** Start of Source material **

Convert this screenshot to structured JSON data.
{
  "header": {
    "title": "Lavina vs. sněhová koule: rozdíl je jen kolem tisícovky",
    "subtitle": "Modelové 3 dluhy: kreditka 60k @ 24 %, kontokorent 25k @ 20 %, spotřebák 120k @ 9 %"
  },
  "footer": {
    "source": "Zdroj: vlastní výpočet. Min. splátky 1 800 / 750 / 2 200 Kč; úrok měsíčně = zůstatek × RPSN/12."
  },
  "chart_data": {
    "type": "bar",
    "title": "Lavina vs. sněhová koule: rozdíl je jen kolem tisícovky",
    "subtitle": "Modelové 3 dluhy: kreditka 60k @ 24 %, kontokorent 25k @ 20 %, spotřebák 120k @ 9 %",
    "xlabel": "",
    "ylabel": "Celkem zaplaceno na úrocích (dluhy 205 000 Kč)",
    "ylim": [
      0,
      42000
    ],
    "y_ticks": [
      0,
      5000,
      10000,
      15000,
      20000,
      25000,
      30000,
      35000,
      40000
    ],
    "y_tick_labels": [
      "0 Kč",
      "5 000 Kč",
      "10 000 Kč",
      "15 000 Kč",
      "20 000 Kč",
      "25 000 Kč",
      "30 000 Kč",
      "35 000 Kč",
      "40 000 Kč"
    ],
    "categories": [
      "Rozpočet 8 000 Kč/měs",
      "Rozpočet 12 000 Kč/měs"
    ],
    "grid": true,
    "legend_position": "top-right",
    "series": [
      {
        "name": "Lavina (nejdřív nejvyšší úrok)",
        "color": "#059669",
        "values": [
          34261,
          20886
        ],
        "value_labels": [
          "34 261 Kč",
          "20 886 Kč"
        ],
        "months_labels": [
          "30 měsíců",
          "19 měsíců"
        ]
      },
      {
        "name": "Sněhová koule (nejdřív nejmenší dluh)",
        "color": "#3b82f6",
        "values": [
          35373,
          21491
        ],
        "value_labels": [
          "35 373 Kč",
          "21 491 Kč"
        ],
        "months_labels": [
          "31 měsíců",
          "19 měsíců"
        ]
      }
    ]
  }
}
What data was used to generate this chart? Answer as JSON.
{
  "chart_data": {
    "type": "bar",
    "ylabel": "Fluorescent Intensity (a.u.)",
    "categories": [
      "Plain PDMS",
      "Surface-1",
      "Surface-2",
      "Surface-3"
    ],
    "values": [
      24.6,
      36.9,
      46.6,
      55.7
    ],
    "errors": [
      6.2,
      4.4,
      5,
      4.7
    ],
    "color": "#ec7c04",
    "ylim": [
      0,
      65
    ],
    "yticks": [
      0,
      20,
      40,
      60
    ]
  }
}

** End of Source material **

## Description of the task
Go through the listing above and work out how many lines contain the string "kreditka". Reply with the number alone.

## Exercise solution
2